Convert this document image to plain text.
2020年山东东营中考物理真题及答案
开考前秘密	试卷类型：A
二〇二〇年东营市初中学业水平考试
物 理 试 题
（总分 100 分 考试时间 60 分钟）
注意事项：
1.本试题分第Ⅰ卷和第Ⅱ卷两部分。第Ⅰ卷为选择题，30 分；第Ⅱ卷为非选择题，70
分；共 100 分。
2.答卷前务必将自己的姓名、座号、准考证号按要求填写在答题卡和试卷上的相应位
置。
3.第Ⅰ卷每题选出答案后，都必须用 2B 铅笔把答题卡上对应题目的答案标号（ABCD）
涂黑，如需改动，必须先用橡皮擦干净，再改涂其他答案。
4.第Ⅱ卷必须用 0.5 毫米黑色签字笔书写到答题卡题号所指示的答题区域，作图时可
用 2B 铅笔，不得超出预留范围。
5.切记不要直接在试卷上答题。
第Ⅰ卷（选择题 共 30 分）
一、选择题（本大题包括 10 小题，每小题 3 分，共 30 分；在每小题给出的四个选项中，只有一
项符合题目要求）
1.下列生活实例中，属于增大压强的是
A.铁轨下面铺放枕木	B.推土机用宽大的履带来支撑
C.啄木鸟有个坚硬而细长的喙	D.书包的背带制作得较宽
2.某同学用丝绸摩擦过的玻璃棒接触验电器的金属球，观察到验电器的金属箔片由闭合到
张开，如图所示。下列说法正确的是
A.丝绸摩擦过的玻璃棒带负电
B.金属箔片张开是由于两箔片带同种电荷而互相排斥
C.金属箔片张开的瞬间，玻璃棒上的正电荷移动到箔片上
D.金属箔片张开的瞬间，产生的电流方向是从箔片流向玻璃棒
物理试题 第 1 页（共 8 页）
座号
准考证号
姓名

- [STATED EXERCISE] Repeat the records exactly, including every line.

- [EXERCISE SOLUTION]
Convert this document image to plain text.
2020年山东东营中考物理真题及答案
开考前秘密	试卷类型：A
二〇二〇年东营市初中学业水平考试
物 理 试 题
（总分 100 分 考试时间 60 分钟）
注意事项：
1.本试题分第Ⅰ卷和第Ⅱ卷两部分。第Ⅰ卷为选择题，30 分；第Ⅱ卷为非选择题，70
分；共 100 分。
2.答卷前务必将自己的姓名、座号、准考证号按要求填写在答题卡和试卷上的相应位
置。
3.第Ⅰ卷每题选出答案后，都必须用 2B 铅笔把答题卡上对应题目的答案标号（ABCD）
涂黑，如需改动，必须先用橡皮擦干净，再改涂其他答案。
4.第Ⅱ卷必须用 0.5 毫米黑色签字笔书写到答题卡题号所指示的答题区域，作图时可
用 2B 铅笔，不得超出预留范围。
5.切记不要直接在试卷上答题。
第Ⅰ卷（选择题 共 30 分）
一、选择题（本大题包括 10 小题，每小题 3 分，共 30 分；在每小题给出的四个选项中，只有一
项符合题目要求）
1.下列生活实例中，属于增大压强的是
A.铁轨下面铺放枕木	B.推土机用宽大的履带来支撑
C.啄木鸟有个坚硬而细长的喙	D.书包的背带制作得较宽
2.某同学用丝绸摩擦过的玻璃棒接触验电器的金属球，观察到验电器的金属箔片由闭合到
张开，如图所示。下列说法正确的是
A.丝绸摩擦过的玻璃棒带负电
B.金属箔片张开是由于两箔片带同种电荷而互相排斥
C.金属箔片张开的瞬间，玻璃棒上的正电荷移动到箔片上
D.金属箔片张开的瞬间，产生的电流方向是从箔片流向玻璃棒
物理试题 第 1 页（共 8 页）
座号
准考证号
姓名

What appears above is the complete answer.